#### WHAT IS EXPECTED
Print the records below verbatim, line for line.

#### PROVIDED ENTRIES
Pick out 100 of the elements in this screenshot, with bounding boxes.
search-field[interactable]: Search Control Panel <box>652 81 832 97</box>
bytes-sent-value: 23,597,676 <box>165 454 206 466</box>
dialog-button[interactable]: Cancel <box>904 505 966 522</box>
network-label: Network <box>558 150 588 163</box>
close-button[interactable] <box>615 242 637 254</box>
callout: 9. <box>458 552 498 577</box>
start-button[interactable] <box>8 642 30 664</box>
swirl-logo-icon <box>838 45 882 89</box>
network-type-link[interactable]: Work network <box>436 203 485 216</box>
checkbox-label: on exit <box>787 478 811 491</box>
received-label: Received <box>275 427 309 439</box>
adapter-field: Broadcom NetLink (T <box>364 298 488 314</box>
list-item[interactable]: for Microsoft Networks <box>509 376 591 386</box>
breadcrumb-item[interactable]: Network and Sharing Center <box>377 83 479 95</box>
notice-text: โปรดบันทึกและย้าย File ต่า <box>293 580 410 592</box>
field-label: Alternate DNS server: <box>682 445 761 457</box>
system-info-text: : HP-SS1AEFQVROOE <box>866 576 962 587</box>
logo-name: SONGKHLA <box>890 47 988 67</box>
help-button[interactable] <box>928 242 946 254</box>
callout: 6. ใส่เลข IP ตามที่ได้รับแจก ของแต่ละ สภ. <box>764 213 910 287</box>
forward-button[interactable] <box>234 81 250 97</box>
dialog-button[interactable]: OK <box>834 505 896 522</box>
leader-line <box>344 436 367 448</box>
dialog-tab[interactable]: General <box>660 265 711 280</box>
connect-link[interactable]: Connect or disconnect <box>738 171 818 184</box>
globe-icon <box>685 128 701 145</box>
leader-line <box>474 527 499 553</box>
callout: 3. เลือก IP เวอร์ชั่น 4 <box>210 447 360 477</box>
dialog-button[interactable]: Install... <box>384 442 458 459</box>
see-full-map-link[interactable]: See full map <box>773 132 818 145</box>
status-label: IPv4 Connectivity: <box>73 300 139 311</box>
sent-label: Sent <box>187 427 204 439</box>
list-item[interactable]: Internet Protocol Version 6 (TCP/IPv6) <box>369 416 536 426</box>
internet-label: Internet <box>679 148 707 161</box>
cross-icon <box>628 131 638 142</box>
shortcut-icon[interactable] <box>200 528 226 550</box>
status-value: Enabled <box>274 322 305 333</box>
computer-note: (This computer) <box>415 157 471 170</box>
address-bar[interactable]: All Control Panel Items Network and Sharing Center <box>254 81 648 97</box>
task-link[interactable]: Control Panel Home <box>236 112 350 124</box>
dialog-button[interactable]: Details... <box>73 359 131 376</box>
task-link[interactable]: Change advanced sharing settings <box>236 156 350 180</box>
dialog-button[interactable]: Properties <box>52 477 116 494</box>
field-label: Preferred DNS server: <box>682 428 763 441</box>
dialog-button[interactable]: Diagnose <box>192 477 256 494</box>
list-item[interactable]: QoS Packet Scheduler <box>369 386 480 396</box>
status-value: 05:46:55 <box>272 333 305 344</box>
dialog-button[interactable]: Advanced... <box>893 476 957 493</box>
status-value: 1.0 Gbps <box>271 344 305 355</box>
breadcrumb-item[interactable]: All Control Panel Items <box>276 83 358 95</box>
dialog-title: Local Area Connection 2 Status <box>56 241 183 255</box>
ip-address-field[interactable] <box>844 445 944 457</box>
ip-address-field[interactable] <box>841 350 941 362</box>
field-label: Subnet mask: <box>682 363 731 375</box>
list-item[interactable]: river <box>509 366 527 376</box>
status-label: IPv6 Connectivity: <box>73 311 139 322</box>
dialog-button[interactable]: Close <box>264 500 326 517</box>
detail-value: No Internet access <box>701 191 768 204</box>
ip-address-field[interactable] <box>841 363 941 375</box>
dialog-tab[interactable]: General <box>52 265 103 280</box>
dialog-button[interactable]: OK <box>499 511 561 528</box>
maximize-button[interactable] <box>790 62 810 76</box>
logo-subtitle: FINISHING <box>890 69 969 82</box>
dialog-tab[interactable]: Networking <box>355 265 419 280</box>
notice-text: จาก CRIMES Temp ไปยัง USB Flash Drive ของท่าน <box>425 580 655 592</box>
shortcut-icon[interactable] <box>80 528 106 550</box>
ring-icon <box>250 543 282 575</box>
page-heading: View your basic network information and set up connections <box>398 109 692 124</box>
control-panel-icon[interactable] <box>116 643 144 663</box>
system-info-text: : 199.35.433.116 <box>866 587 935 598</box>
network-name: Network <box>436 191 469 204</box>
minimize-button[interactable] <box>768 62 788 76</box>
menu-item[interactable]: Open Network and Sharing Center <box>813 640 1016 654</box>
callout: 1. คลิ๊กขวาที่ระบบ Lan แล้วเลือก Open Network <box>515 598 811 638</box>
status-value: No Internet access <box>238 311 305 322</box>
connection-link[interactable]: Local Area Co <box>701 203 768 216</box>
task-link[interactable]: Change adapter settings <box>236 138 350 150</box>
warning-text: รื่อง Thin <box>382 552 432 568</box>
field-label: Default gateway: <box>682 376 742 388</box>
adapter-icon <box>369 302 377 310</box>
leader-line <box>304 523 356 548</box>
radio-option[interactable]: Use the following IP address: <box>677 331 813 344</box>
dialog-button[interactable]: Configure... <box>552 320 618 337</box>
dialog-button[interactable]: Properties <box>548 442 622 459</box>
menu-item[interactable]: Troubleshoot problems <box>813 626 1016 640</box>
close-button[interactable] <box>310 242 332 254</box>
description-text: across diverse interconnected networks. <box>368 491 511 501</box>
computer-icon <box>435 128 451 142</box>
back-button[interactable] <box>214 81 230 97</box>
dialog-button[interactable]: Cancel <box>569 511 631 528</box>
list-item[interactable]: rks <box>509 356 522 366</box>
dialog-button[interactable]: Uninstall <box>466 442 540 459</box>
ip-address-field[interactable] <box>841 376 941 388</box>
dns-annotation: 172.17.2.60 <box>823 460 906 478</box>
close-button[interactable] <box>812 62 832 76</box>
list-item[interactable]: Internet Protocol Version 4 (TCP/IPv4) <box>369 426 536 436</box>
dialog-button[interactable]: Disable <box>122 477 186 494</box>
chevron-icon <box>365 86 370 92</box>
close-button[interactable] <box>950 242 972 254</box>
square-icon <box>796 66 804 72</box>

#### OUTPUT OF THE EXERCISE
Pick out 100 of the elements in this screenshot, with bounding boxes.
search-field[interactable]: Search Control Panel <box>652 81 832 97</box>
bytes-sent-value: 23,597,676 <box>165 454 206 466</box>
dialog-button[interactable]: Cancel <box>904 505 966 522</box>
network-label: Network <box>558 150 588 163</box>
close-button[interactable] <box>615 242 637 254</box>
callout: 9. <box>458 552 498 577</box>
start-button[interactable] <box>8 642 30 664</box>
swirl-logo-icon <box>838 45 882 89</box>
network-type-link[interactable]: Work network <box>436 203 485 216</box>
checkbox-label: on exit <box>787 478 811 491</box>
received-label: Received <box>275 427 309 439</box>
adapter-field: Broadcom NetLink (T <box>364 298 488 314</box>
list-item[interactable]: for Microsoft Networks <box>509 376 591 386</box>
breadcrumb-item[interactable]: Network and Sharing Center <box>377 83 479 95</box>
notice-text: โปรดบันทึกและย้าย File ต่า <box>293 580 410 592</box>
field-label: Alternate DNS server: <box>682 445 761 457</box>
system-info-text: : HP-SS1AEFQVROOE <box>866 576 962 587</box>
logo-name: SONGKHLA <box>890 47 988 67</box>
help-button[interactable] <box>928 242 946 254</box>
callout: 6. ใส่เลข IP ตามที่ได้รับแจก ของแต่ละ สภ. <box>764 213 910 287</box>
forward-button[interactable] <box>234 81 250 97</box>
dialog-button[interactable]: OK <box>834 505 896 522</box>
leader-line <box>344 436 367 448</box>
dialog-tab[interactable]: General <box>660 265 711 280</box>
connect-link[interactable]: Connect or disconnect <box>738 171 818 184</box>
globe-icon <box>685 128 701 145</box>
leader-line <box>474 527 499 553</box>
callout: 3. เลือก IP เวอร์ชั่น 4 <box>210 447 360 477</box>
dialog-button[interactable]: Install... <box>384 442 458 459</box>
see-full-map-link[interactable]: See full map <box>773 132 818 145</box>
status-label: IPv4 Connectivity: <box>73 300 139 311</box>
sent-label: Sent <box>187 427 204 439</box>
list-item[interactable]: Internet Protocol Version 6 (TCP/IPv6) <box>369 416 536 426</box>
internet-label: Internet <box>679 148 707 161</box>
cross-icon <box>628 131 638 142</box>
shortcut-icon[interactable] <box>200 528 226 550</box>
status-value: Enabled <box>274 322 305 333</box>
computer-note: (This computer) <box>415 157 471 170</box>
address-bar[interactable]: All Control Panel Items Network and Sharing Center <box>254 81 648 97</box>
task-link[interactable]: Control Panel Home <box>236 112 350 124</box>
dialog-button[interactable]: Details... <box>73 359 131 376</box>
task-link[interactable]: Change advanced sharing settings <box>236 156 350 180</box>
dialog-button[interactable]: Properties <box>52 477 116 494</box>
field-label: Preferred DNS server: <box>682 428 763 441</box>
dialog-button[interactable]: Diagnose <box>192 477 256 494</box>
list-item[interactable]: QoS Packet Scheduler <box>369 386 480 396</box>
status-value: 05:46:55 <box>272 333 305 344</box>
dialog-button[interactable]: Advanced... <box>893 476 957 493</box>
status-value: 1.0 Gbps <box>271 344 305 355</box>
breadcrumb-item[interactable]: All Control Panel Items <box>276 83 358 95</box>
dialog-title: Local Area Connection 2 Status <box>56 241 183 255</box>
ip-address-field[interactable] <box>844 445 944 457</box>
ip-address-field[interactable] <box>841 350 941 362</box>
field-label: Subnet mask: <box>682 363 731 375</box>
list-item[interactable]: river <box>509 366 527 376</box>
status-label: IPv6 Connectivity: <box>73 311 139 322</box>
dialog-button[interactable]: Close <box>264 500 326 517</box>
detail-value: No Internet access <box>701 191 768 204</box>
ip-address-field[interactable] <box>841 363 941 375</box>
dialog-tab[interactable]: General <box>52 265 103 280</box>
dialog-button[interactable]: OK <box>499 511 561 528</box>
maximize-button[interactable] <box>790 62 810 76</box>
logo-subtitle: FINISHING <box>890 69 969 82</box>
dialog-tab[interactable]: Networking <box>355 265 419 280</box>
notice-text: จาก CRIMES Temp ไปยัง USB Flash Drive ของท่าน <box>425 580 655 592</box>
shortcut-icon[interactable] <box>80 528 106 550</box>
ring-icon <box>250 543 282 575</box>
page-heading: View your basic network information and set up connections <box>398 109 692 124</box>
control-panel-icon[interactable] <box>116 643 144 663</box>
system-info-text: : 199.35.433.116 <box>866 587 935 598</box>
network-name: Network <box>436 191 469 204</box>
minimize-button[interactable] <box>768 62 788 76</box>
menu-item[interactable]: Open Network and Sharing Center <box>813 640 1016 654</box>
callout: 1. คลิ๊กขวาที่ระบบ Lan แล้วเลือก Open Network <box>515 598 811 638</box>
status-value: No Internet access <box>238 311 305 322</box>
connection-link[interactable]: Local Area Co <box>701 203 768 216</box>
task-link[interactable]: Change adapter settings <box>236 138 350 150</box>
warning-text: รื่อง Thin <box>382 552 432 568</box>
field-label: Default gateway: <box>682 376 742 388</box>
adapter-icon <box>369 302 377 310</box>
leader-line <box>304 523 356 548</box>
radio-option[interactable]: Use the following IP address: <box>677 331 813 344</box>
dialog-button[interactable]: Configure... <box>552 320 618 337</box>
dialog-button[interactable]: Properties <box>548 442 622 459</box>
menu-item[interactable]: Troubleshoot problems <box>813 626 1016 640</box>
close-button[interactable] <box>310 242 332 254</box>
description-text: across diverse interconnected networks. <box>368 491 511 501</box>
computer-icon <box>435 128 451 142</box>
back-button[interactable] <box>214 81 230 97</box>
dialog-button[interactable]: Cancel <box>569 511 631 528</box>
list-item[interactable]: rks <box>509 356 522 366</box>
dialog-button[interactable]: Uninstall <box>466 442 540 459</box>
ip-address-field[interactable] <box>841 376 941 388</box>
dns-annotation: 172.17.2.60 <box>823 460 906 478</box>
close-button[interactable] <box>812 62 832 76</box>
list-item[interactable]: Internet Protocol Version 4 (TCP/IPv4) <box>369 426 536 436</box>
dialog-button[interactable]: Disable <box>122 477 186 494</box>
chevron-icon <box>365 86 370 92</box>
close-button[interactable] <box>950 242 972 254</box>
square-icon <box>796 66 804 72</box>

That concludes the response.